## START

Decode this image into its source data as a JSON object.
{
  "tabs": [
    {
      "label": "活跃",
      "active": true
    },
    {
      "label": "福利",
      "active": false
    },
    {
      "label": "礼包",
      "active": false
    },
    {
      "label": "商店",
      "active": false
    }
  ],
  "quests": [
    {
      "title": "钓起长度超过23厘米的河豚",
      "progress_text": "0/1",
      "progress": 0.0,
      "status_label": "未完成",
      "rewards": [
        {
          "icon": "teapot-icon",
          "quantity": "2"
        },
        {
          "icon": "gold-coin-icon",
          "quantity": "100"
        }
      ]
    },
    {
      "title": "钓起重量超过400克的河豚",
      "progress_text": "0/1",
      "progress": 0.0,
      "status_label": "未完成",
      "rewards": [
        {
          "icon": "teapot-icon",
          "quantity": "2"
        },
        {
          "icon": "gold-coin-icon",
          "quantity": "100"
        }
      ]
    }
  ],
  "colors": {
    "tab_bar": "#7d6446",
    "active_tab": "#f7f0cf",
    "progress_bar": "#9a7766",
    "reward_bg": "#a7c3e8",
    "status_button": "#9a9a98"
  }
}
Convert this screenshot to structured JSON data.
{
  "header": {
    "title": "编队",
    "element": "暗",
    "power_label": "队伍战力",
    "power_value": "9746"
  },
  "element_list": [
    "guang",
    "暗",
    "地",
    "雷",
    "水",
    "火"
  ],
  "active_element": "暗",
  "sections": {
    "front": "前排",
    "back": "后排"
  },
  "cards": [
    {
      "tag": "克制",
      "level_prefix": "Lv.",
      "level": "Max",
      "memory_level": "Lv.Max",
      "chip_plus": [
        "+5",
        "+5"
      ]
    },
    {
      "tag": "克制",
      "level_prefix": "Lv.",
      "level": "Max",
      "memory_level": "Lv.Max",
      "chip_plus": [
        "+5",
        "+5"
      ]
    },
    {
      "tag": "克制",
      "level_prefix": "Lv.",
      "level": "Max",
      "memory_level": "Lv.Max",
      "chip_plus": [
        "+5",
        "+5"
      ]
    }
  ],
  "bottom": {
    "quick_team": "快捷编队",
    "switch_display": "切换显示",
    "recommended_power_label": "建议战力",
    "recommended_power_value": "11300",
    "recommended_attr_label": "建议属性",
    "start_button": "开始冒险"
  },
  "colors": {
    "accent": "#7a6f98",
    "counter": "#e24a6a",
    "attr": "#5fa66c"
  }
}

## END

• What to produce
Pull out all lines from the listing that contain the string "JSON".

• Response to this task
Decode this image into its source data as a JSON object.
Convert this screenshot to structured JSON data.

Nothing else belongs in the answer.